## WHAT THIS TASK INVOLVES:
Copy every line of the records below where the word "icon" occurs.

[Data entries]

• • •

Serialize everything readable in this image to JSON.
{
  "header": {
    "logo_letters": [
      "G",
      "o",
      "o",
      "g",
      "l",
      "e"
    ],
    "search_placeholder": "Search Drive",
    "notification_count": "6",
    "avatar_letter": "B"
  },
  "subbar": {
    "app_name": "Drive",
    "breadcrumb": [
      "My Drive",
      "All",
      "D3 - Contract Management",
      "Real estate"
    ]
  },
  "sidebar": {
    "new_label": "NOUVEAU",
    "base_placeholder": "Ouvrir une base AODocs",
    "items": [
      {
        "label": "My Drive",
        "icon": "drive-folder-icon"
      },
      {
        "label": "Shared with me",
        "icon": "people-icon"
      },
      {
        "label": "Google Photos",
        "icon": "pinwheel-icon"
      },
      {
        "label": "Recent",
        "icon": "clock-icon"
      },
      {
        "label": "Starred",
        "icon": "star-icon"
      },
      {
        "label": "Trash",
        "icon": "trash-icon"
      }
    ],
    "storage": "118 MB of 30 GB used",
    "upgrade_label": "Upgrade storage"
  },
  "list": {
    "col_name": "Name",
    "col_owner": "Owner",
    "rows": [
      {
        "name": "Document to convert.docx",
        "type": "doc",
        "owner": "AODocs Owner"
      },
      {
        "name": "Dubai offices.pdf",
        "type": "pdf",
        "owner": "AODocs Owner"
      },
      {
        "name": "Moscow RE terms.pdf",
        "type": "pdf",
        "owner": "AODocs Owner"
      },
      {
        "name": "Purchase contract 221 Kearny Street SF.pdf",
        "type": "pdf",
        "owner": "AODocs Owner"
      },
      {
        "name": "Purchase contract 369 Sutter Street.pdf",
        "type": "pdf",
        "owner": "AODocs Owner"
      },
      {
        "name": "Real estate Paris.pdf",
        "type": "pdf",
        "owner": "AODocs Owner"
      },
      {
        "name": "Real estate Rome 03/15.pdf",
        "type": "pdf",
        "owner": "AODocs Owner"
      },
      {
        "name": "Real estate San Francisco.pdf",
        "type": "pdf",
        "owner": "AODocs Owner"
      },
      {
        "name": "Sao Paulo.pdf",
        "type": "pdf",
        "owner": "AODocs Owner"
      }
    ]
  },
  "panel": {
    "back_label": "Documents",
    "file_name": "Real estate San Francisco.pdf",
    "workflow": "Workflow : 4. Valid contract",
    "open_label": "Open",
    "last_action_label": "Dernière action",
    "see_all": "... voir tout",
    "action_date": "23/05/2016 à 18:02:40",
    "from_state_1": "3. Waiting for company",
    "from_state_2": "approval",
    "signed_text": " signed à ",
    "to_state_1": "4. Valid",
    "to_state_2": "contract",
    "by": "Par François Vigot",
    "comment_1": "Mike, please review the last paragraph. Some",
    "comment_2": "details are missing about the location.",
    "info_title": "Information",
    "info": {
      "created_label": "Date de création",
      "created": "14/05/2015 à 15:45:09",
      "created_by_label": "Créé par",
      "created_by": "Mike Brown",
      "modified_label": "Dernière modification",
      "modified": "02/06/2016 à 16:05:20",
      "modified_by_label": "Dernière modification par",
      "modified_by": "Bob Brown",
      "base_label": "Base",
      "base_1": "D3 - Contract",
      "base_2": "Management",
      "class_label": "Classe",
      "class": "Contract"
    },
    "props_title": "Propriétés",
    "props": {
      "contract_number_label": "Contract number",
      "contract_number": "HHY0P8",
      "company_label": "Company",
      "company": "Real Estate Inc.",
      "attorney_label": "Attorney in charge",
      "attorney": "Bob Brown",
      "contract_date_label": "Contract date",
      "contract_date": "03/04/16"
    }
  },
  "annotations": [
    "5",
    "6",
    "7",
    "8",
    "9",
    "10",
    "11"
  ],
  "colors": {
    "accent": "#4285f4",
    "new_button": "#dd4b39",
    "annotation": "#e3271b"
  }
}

• • •

## SOLUTION TO THIS EXERCISE:
        "icon": "drive-folder-icon"
        "icon": "people-icon"
        "icon": "pinwheel-icon"
        "icon": "clock-icon"
        "icon": "star-icon"
        "icon": "trash-icon"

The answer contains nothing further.